> [Records for the task]:
- - - - -

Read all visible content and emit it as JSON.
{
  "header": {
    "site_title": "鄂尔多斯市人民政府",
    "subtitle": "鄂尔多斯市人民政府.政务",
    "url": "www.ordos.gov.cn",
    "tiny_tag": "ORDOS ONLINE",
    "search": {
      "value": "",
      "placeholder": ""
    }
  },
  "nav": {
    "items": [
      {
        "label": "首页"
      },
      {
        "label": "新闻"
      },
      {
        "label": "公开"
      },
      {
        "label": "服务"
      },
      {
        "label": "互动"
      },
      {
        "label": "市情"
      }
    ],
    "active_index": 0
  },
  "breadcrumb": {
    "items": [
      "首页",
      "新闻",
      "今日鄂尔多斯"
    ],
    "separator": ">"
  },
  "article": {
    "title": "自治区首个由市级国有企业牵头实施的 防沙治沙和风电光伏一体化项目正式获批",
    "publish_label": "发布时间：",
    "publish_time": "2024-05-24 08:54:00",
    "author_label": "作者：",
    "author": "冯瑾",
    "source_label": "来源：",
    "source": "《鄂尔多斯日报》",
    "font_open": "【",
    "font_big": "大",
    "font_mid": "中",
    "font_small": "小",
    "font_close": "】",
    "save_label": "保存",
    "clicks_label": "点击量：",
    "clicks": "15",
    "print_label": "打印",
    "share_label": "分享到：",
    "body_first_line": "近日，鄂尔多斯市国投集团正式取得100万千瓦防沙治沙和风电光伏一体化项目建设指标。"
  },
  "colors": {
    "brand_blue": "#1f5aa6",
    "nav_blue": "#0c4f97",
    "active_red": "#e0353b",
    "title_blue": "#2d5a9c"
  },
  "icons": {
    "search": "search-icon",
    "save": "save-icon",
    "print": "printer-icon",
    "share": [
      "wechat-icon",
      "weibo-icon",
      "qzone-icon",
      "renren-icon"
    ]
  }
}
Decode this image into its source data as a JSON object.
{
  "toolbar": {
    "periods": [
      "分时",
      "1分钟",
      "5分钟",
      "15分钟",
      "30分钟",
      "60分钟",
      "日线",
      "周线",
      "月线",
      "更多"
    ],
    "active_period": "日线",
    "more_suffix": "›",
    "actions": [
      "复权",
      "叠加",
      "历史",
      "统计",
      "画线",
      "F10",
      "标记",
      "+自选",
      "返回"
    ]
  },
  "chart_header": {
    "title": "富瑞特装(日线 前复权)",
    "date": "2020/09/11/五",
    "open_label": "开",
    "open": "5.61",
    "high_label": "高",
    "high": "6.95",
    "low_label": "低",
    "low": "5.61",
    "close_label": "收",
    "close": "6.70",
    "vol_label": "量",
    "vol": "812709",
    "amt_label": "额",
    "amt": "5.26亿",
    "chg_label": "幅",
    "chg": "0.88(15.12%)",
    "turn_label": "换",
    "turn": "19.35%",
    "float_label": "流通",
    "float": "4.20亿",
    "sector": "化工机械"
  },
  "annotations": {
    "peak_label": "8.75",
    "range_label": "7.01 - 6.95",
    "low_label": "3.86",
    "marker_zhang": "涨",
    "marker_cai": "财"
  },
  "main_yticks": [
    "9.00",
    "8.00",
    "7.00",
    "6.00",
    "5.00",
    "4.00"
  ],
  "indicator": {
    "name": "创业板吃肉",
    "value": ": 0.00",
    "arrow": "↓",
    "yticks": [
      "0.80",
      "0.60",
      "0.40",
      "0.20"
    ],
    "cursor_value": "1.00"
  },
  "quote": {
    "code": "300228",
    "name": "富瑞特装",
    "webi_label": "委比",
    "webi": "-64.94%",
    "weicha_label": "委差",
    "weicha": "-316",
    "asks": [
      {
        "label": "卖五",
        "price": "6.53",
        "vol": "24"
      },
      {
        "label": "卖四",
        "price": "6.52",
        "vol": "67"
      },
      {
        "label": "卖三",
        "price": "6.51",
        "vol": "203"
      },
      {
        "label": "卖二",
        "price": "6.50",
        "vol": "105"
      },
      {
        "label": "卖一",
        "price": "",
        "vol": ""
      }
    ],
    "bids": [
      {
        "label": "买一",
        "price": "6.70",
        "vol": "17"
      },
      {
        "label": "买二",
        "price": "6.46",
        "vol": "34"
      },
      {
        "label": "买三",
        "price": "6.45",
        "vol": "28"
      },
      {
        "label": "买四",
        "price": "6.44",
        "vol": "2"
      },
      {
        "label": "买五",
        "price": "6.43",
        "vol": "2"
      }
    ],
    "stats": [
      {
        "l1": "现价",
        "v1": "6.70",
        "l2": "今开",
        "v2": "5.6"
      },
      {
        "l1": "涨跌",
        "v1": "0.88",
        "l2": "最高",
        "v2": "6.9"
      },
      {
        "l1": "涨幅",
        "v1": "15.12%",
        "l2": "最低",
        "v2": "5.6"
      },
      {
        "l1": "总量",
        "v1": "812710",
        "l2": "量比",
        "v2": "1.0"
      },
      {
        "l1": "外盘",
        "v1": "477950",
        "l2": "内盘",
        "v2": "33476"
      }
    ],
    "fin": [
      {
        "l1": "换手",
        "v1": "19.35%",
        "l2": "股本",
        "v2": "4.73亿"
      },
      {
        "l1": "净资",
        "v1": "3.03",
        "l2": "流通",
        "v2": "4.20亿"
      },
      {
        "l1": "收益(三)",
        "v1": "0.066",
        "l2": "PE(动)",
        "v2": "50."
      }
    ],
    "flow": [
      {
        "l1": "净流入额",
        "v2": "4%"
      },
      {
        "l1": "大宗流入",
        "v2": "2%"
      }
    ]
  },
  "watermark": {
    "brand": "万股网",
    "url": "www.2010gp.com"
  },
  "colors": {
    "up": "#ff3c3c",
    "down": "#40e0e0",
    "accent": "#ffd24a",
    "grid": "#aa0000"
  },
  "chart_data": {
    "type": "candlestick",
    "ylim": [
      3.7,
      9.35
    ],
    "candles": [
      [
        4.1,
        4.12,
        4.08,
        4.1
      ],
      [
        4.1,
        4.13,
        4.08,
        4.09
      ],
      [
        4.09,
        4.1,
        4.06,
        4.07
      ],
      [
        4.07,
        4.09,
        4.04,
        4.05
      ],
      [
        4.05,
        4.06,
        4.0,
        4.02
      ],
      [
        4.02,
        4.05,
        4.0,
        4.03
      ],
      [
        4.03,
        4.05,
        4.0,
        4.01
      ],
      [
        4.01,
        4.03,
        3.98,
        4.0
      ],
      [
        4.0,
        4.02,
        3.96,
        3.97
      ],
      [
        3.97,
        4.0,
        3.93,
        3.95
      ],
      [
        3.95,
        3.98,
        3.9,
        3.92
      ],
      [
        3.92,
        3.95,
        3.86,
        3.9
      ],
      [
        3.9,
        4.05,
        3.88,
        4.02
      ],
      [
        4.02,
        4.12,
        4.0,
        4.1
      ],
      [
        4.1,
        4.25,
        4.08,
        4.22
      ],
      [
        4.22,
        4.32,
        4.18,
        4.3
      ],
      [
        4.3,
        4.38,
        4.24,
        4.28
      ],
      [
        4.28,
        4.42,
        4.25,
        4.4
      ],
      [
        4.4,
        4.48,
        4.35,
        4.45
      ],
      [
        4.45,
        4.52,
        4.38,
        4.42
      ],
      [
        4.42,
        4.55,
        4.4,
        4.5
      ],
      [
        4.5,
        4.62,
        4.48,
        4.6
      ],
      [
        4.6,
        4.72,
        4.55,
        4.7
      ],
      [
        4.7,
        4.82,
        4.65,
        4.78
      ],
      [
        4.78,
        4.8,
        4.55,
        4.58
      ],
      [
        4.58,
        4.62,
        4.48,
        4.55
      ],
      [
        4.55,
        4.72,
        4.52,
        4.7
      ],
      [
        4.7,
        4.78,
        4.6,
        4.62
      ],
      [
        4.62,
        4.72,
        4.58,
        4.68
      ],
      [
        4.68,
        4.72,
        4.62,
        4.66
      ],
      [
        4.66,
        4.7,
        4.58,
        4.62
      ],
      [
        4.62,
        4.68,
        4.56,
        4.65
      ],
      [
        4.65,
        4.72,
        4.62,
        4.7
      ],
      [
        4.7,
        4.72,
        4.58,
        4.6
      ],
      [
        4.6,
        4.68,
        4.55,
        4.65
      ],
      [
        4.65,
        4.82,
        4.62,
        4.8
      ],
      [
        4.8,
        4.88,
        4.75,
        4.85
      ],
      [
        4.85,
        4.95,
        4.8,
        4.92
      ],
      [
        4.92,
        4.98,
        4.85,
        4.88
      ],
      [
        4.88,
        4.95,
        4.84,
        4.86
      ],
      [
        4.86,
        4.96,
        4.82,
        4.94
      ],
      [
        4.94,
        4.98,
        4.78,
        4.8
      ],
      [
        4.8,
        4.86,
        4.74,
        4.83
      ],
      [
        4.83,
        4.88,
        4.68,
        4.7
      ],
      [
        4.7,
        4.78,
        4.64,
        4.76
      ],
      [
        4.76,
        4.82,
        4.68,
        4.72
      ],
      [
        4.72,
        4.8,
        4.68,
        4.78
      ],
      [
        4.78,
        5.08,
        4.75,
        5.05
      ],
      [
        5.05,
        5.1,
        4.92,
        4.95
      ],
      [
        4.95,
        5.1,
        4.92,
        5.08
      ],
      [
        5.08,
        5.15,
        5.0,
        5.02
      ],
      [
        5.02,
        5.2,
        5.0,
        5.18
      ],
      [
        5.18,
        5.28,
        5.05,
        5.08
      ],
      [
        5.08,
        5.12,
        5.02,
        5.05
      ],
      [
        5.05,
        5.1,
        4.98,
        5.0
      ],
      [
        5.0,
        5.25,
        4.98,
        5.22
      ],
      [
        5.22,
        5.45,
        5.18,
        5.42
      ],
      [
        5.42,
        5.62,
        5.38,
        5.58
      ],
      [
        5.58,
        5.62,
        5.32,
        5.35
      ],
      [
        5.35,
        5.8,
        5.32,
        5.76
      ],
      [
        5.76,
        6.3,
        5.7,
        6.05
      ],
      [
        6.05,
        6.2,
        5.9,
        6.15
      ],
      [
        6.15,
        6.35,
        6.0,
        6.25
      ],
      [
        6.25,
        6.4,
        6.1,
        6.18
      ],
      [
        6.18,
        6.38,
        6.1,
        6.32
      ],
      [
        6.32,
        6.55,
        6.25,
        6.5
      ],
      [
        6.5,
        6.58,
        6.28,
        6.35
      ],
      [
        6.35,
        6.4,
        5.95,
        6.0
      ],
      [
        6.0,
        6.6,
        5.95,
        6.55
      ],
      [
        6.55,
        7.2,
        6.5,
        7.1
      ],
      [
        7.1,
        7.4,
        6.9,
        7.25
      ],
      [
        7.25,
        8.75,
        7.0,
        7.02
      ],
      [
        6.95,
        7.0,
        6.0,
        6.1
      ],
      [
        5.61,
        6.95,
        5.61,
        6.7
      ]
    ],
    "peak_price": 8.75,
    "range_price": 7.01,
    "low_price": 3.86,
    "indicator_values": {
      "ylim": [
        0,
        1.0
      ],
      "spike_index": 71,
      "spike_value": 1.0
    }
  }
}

- - - - -

> [Exercise goal]:
From the listing above, return each line with the word "鄂尔多斯市人民政府".

> [The reply]:
    "site_title": "鄂尔多斯市人民政府",
    "subtitle": "鄂尔多斯市人民政府.政务",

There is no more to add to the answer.